* [The exercise]:
Leaving out the pictures, retype all the material exactly.

* [Task data]:
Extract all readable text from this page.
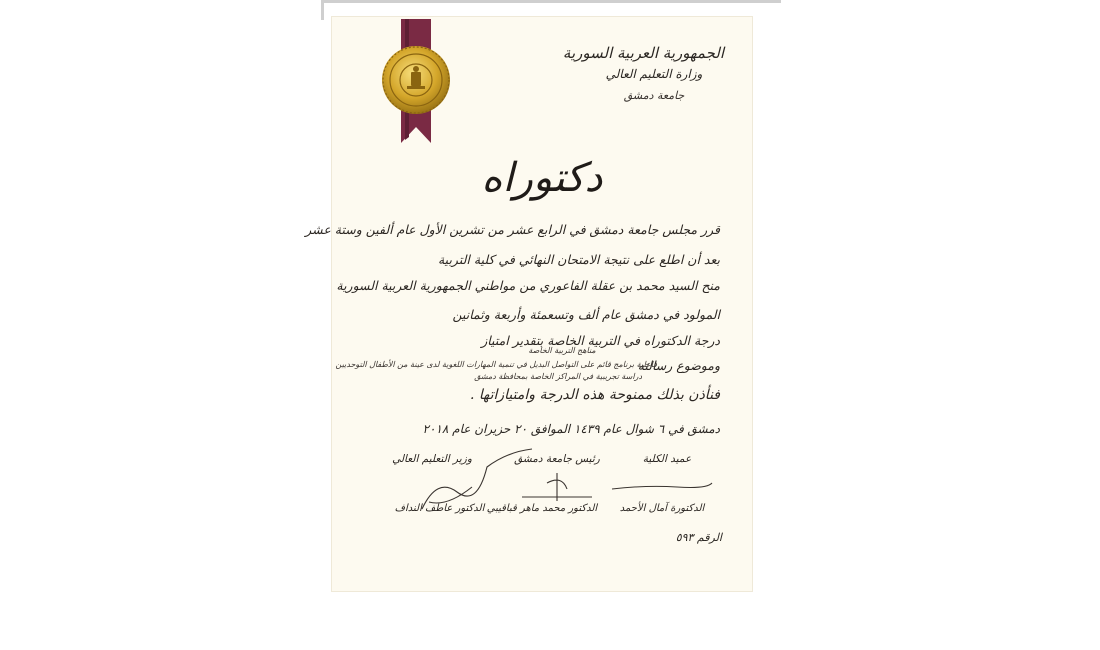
الجمهورية العربية السورية
وزارة التعليم العالي
جامعة دمشق
دكتوراه
قرر مجلس جامعة دمشق في الرابع عشر من تشرين الأول عام ألفين وستة عشر
بعد أن اطلع على نتيجة الامتحان النهائي في كلية التربية
منح السيد محمد بن عقلة الفاعوري من مواطني الجمهورية العربية السورية
المولود في دمشق عام ألف وتسعمئة وأربعة وثمانين
درجة الدكتوراه في التربية الخاصة بتقدير امتياز
مناهج التربية الخاصة
وموضوع رسالته
فاعلية برنامج قائم على التواصل البديل في تنمية المهارات اللغوية لدى عينة من الأطفال التوحديين
دراسة تجريبية في المراكز الخاصة بمحافظة دمشق
فنأذن بذلك ممنوحة هذه الدرجة وامتيازاتها .
دمشق في ٦ شوال عام ١٤٣٩ الموافق ٢٠ حزيران عام ٢٠١٨
عميد الكلية
رئيس جامعة دمشق
وزير التعليم العالي
الدكتورة آمال الأحمد
الدكتور محمد ماهر قباقيبي
الدكتور عاطف النداف
الرقم ٥٩٣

* [Task solution]:
Extract all readable text from this page.
الجمهورية العربية السورية
وزارة التعليم العالي
جامعة دمشق
دكتوراه
قرر مجلس جامعة دمشق في الرابع عشر من تشرين الأول عام ألفين وستة عشر
بعد أن اطلع على نتيجة الامتحان النهائي في كلية التربية
منح السيد محمد بن عقلة الفاعوري من مواطني الجمهورية العربية السورية
المولود في دمشق عام ألف وتسعمئة وأربعة وثمانين
درجة الدكتوراه في التربية الخاصة بتقدير امتياز
مناهج التربية الخاصة
وموضوع رسالته
فاعلية برنامج قائم على التواصل البديل في تنمية المهارات اللغوية لدى عينة من الأطفال التوحديين
دراسة تجريبية في المراكز الخاصة بمحافظة دمشق
فنأذن بذلك ممنوحة هذه الدرجة وامتيازاتها .
دمشق في ٦ شوال عام ١٤٣٩ الموافق ٢٠ حزيران عام ٢٠١٨
عميد الكلية
رئيس جامعة دمشق
وزير التعليم العالي
الدكتورة آمال الأحمد
الدكتور محمد ماهر قباقيبي
الدكتور عاطف النداف
الرقم ٥٩٣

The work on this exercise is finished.